— Task requirements —
Identify every line containing the word "this" and reproduce each one.

— Dataset excerpts —

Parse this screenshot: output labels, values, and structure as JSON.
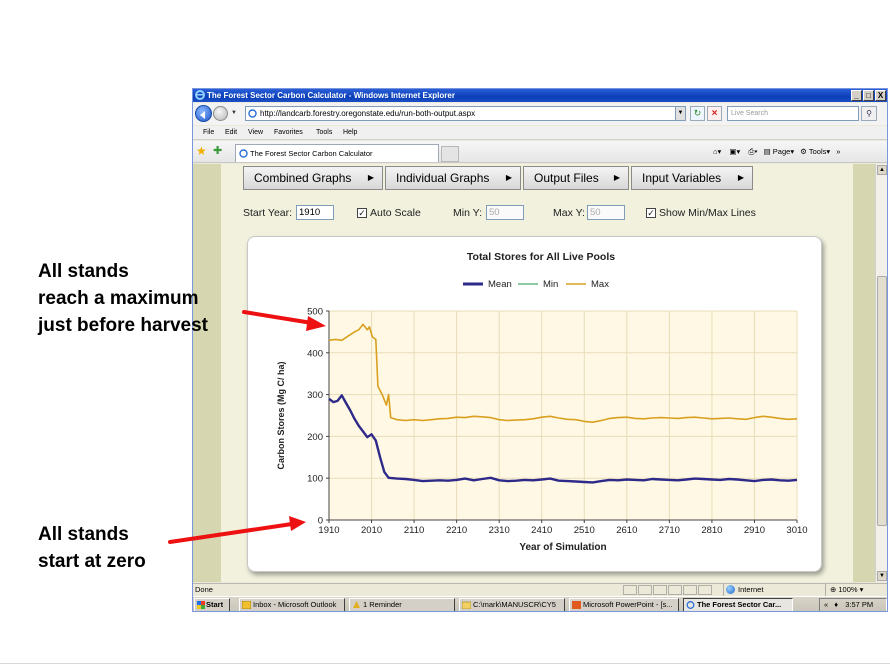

---

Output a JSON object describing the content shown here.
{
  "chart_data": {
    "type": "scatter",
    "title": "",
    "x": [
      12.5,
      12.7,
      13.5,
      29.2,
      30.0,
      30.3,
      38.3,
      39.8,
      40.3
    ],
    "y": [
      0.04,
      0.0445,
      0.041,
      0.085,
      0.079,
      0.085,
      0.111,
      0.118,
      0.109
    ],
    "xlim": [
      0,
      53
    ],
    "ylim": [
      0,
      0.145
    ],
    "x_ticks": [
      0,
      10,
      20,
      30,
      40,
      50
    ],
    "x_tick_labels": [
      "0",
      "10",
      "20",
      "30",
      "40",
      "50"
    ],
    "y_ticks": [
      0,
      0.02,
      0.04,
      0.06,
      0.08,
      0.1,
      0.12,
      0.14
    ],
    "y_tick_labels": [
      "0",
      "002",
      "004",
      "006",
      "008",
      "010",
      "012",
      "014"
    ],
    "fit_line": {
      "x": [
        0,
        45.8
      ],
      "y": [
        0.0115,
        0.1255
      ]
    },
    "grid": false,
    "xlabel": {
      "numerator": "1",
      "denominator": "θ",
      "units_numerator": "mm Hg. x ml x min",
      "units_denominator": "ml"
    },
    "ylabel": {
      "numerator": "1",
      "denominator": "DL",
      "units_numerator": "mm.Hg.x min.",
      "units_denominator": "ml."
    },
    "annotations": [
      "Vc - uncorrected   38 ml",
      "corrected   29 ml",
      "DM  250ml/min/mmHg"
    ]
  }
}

--

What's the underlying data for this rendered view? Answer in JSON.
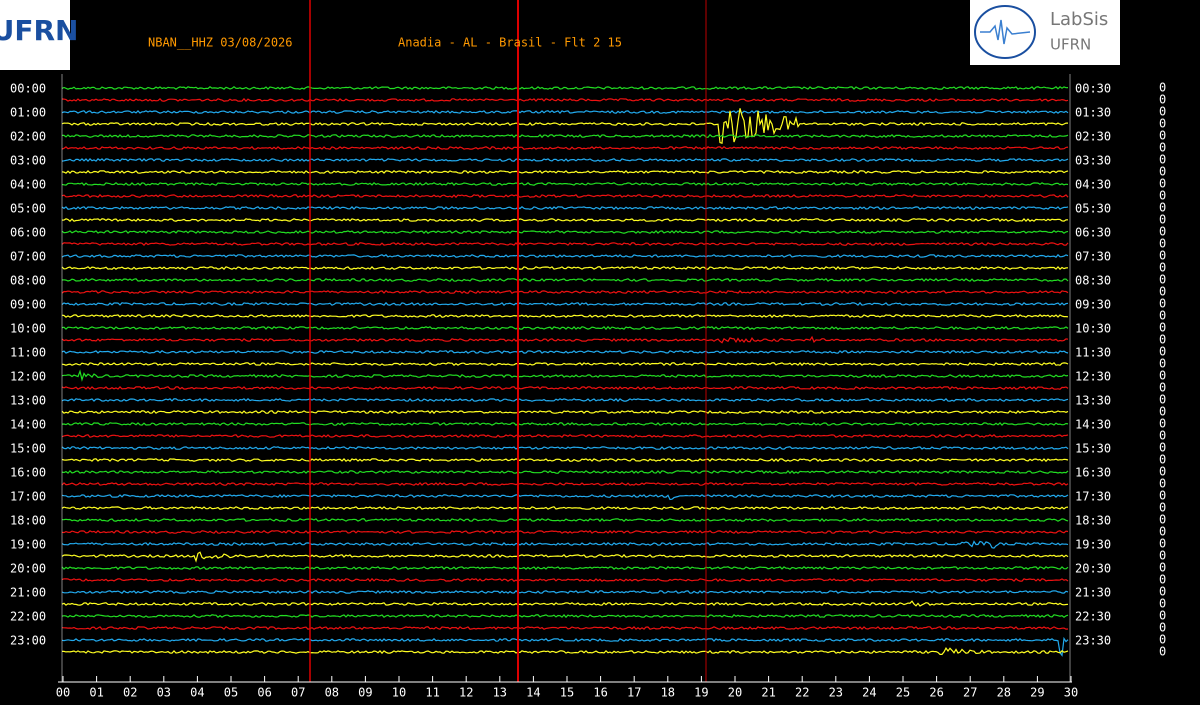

— Exercise response —
Parse this screenshot: output labels, values, and structure as JSON.
What's the underlying data for this rendered view? Answer in JSON.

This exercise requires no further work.